** Start **
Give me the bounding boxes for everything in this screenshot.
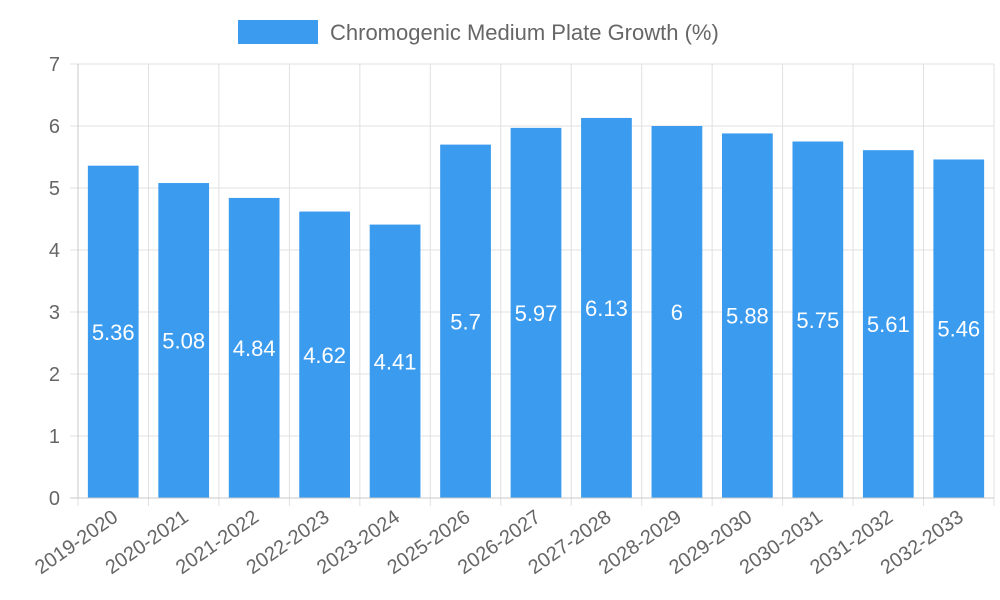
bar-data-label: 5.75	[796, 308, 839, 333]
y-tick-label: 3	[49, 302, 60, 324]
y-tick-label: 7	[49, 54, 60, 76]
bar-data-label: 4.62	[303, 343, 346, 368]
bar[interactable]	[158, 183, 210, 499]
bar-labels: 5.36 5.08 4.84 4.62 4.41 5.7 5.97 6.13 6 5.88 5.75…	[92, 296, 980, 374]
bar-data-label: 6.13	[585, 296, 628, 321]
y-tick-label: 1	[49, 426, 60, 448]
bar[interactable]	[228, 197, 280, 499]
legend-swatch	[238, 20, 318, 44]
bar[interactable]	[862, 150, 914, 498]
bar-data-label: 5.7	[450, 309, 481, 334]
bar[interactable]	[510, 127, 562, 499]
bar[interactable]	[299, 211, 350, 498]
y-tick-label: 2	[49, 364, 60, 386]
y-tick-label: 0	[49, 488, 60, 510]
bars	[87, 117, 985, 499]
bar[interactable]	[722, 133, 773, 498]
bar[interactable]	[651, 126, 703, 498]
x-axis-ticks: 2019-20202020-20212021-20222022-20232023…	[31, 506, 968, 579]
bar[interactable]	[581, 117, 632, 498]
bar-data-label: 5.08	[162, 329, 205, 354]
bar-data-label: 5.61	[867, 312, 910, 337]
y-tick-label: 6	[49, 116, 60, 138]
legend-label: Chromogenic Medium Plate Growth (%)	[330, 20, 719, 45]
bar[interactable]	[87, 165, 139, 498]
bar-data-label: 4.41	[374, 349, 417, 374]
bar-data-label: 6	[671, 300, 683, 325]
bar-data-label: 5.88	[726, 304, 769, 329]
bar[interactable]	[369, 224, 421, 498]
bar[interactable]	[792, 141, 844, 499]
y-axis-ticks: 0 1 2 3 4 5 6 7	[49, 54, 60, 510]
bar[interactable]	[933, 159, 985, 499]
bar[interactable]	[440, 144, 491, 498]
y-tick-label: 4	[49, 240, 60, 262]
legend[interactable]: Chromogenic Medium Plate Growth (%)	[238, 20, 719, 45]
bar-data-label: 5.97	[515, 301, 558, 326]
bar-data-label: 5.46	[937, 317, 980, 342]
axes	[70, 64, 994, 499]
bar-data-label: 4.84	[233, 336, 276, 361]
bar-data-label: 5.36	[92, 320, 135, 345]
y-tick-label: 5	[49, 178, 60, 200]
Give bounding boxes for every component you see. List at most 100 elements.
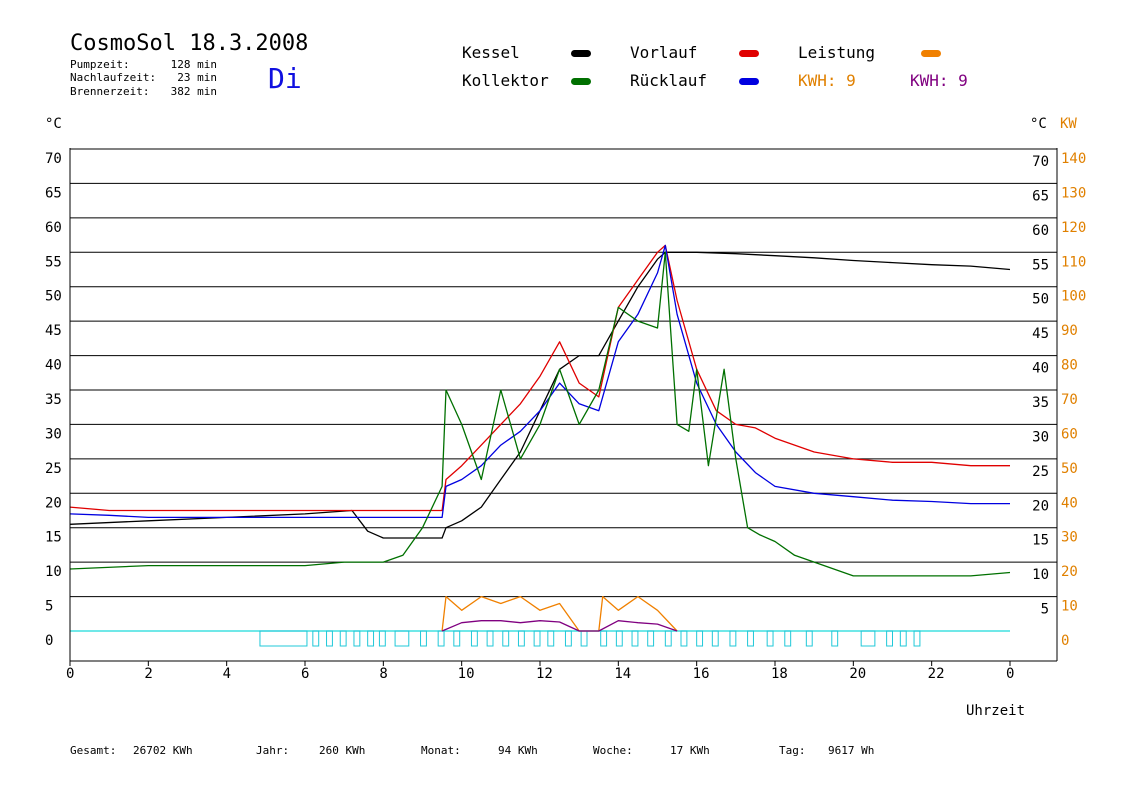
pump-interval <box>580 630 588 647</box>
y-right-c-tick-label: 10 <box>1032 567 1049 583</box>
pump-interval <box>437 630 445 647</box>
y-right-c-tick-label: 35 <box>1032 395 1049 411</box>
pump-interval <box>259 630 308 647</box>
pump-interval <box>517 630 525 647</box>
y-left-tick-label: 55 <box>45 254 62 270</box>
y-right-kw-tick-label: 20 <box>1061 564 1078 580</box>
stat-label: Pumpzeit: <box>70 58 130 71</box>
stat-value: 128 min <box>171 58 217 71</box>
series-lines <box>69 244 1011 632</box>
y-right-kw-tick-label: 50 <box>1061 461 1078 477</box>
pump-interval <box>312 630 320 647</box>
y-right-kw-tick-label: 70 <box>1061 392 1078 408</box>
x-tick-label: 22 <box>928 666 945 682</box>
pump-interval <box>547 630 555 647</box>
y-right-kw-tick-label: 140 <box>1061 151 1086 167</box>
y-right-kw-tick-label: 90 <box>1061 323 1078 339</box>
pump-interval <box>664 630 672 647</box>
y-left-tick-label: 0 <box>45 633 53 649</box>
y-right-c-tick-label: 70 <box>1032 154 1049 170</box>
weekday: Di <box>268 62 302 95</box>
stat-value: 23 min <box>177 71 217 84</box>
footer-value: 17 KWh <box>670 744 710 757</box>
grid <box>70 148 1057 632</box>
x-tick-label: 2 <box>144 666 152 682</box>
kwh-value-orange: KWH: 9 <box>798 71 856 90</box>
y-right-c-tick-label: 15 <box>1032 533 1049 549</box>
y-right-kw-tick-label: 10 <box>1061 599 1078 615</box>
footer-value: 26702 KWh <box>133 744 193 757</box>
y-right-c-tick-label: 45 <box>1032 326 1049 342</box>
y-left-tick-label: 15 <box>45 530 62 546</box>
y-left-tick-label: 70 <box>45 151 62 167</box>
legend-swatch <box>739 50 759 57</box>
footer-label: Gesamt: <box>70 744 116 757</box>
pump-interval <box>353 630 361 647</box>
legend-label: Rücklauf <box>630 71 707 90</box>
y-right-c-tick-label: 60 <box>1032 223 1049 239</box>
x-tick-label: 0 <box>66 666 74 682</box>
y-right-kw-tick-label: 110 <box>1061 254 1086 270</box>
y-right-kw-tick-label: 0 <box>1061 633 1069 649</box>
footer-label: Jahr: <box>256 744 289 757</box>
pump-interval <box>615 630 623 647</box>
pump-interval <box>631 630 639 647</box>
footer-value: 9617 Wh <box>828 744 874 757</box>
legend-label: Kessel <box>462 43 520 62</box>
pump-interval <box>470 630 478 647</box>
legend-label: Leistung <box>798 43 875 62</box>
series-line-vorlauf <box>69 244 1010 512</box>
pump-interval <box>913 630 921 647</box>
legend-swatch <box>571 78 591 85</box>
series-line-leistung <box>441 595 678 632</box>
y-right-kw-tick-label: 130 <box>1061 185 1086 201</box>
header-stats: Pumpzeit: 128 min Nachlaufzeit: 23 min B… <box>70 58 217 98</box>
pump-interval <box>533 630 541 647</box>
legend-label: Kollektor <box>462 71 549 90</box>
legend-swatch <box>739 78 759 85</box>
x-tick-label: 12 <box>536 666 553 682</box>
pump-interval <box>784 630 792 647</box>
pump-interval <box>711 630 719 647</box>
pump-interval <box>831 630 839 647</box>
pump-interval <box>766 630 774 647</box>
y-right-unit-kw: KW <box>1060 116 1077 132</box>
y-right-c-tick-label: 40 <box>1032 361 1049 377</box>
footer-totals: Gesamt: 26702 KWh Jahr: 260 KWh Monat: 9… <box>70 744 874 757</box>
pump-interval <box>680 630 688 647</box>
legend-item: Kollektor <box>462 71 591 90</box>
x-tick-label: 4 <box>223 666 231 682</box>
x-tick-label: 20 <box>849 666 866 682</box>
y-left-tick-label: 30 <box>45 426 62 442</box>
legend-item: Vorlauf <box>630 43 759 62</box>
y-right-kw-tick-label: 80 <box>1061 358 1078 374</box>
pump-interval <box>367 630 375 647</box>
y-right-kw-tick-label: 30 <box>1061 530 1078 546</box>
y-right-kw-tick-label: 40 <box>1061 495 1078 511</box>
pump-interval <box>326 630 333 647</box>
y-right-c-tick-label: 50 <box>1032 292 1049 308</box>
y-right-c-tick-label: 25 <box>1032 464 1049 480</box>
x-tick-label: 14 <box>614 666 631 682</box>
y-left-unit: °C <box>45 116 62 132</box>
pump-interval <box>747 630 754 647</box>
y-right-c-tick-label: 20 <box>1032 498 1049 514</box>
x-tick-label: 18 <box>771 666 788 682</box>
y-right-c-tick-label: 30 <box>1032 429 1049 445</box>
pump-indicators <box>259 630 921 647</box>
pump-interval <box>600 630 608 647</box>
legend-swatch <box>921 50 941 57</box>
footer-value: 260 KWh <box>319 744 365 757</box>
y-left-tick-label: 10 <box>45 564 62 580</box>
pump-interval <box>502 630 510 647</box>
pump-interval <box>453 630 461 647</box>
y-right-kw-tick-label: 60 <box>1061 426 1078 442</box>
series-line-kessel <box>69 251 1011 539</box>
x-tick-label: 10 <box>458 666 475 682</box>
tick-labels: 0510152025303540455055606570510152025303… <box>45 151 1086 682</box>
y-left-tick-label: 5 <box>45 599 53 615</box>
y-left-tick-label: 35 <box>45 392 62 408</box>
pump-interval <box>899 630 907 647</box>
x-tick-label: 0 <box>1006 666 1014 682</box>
** End **
** Start **
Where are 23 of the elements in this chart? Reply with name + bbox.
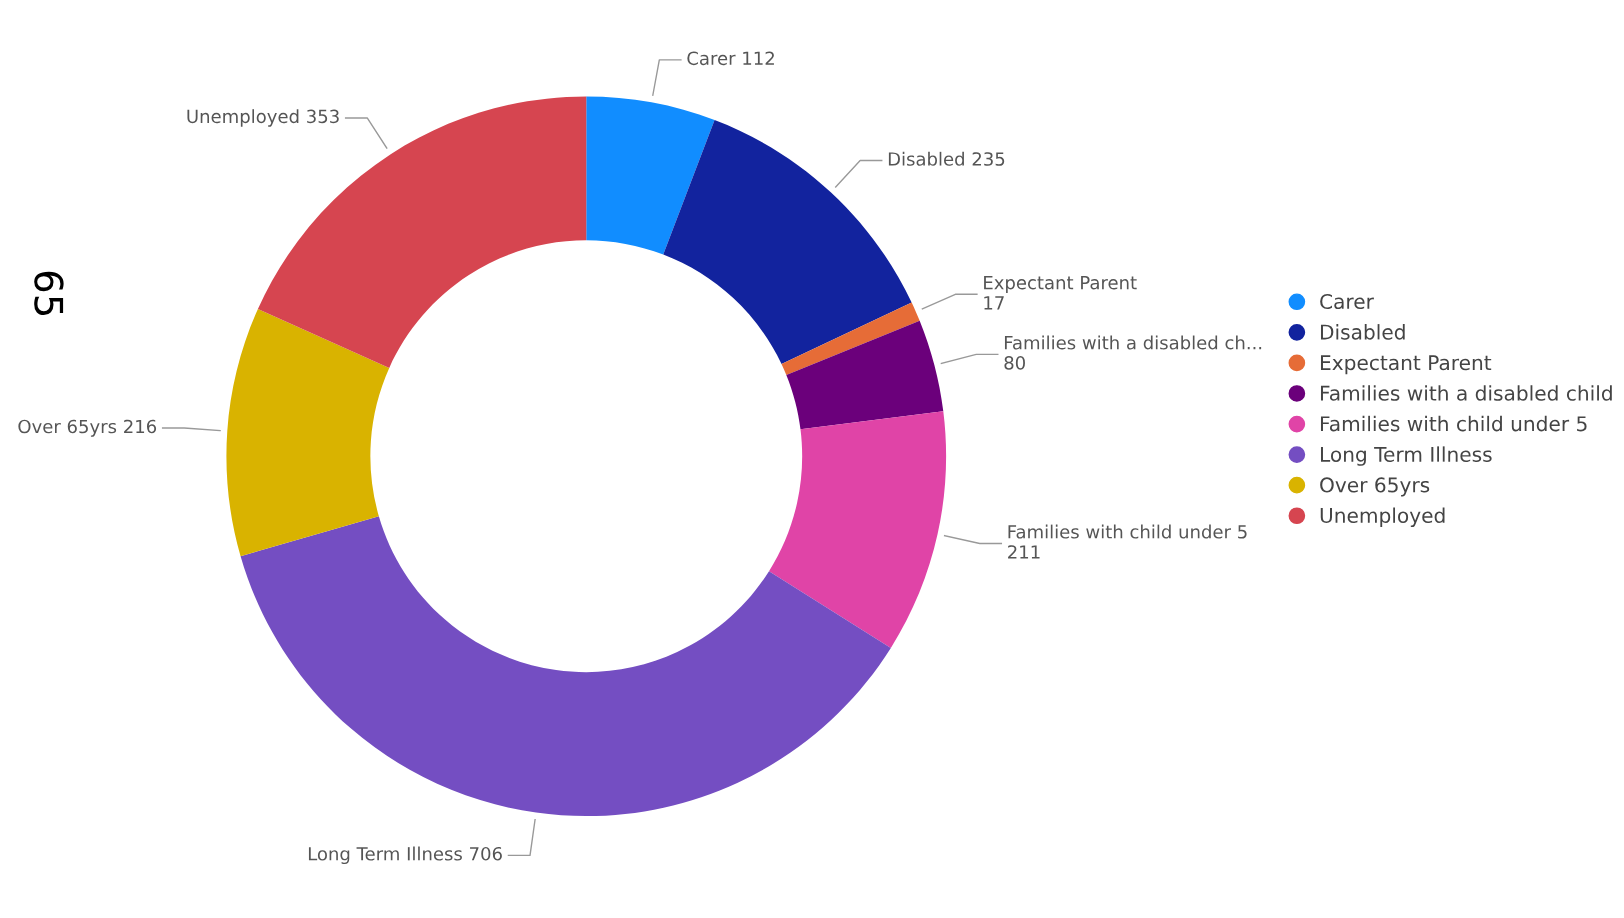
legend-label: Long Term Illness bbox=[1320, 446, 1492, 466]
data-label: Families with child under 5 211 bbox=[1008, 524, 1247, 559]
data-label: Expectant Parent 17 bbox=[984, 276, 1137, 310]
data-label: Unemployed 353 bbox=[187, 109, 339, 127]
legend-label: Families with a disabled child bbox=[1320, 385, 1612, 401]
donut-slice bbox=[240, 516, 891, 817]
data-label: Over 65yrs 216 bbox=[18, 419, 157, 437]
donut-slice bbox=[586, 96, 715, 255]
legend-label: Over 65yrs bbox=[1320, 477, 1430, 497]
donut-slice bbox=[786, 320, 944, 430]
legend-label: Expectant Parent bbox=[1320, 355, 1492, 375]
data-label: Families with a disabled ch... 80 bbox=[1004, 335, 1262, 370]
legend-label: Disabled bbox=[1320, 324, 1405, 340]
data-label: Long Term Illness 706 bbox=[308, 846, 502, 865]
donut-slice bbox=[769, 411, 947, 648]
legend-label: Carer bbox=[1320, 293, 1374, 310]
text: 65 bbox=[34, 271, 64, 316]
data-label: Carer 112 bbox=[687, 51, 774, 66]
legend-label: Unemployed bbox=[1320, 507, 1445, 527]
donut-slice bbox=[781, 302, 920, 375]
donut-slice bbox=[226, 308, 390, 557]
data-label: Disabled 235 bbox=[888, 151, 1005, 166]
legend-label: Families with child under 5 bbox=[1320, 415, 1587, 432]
** End **
(Required task): Please copy out the lines exactly, starting with the line that contains "308, 839, 333]" and going on through the line that contains "240, 60, 262]", both included.

(Result):
bar-data-label: 5.75	[796, 308, 839, 333]
y-tick-label: 3	[49, 302, 60, 324]
y-tick-label: 7	[49, 54, 60, 76]
bar-data-label: 4.62	[303, 343, 346, 368]
bar[interactable]	[158, 183, 210, 499]
bar-labels: 5.36 5.08 4.84 4.62 4.41 5.7 5.97 6.13 6 5.88 5.75…	[92, 296, 980, 374]
bar-data-label: 6.13	[585, 296, 628, 321]
y-tick-label: 1	[49, 426, 60, 448]
bar[interactable]	[228, 197, 280, 499]
legend-swatch	[238, 20, 318, 44]
bar[interactable]	[862, 150, 914, 498]
bar-data-label: 5.7	[450, 309, 481, 334]
bar[interactable]	[510, 127, 562, 499]
bar[interactable]	[299, 211, 350, 498]
y-tick-label: 2	[49, 364, 60, 386]
y-tick-label: 0	[49, 488, 60, 510]
bars	[87, 117, 985, 499]
bar[interactable]	[722, 133, 773, 498]
bar[interactable]	[651, 126, 703, 498]
x-axis-ticks: 2019-20202020-20212021-20222022-20232023…	[31, 506, 968, 579]
bar[interactable]	[581, 117, 632, 498]
bar-data-label: 5.08	[162, 329, 205, 354]
bar-data-label: 5.61	[867, 312, 910, 337]
y-tick-label: 6	[49, 116, 60, 138]
legend-label: Chromogenic Medium Plate Growth (%)	[330, 20, 719, 45]
bar[interactable]	[87, 165, 139, 498]
bar-data-label: 4.41	[374, 349, 417, 374]
bar-data-label: 6	[671, 300, 683, 325]
bar-data-label: 5.88	[726, 304, 769, 329]
bar[interactable]	[369, 224, 421, 498]
bar[interactable]	[792, 141, 844, 499]
y-axis-ticks: 0 1 2 3 4 5 6 7	[49, 54, 60, 510]
bar[interactable]	[933, 159, 985, 499]
bar[interactable]	[440, 144, 491, 498]
y-tick-label: 4	[49, 240, 60, 262]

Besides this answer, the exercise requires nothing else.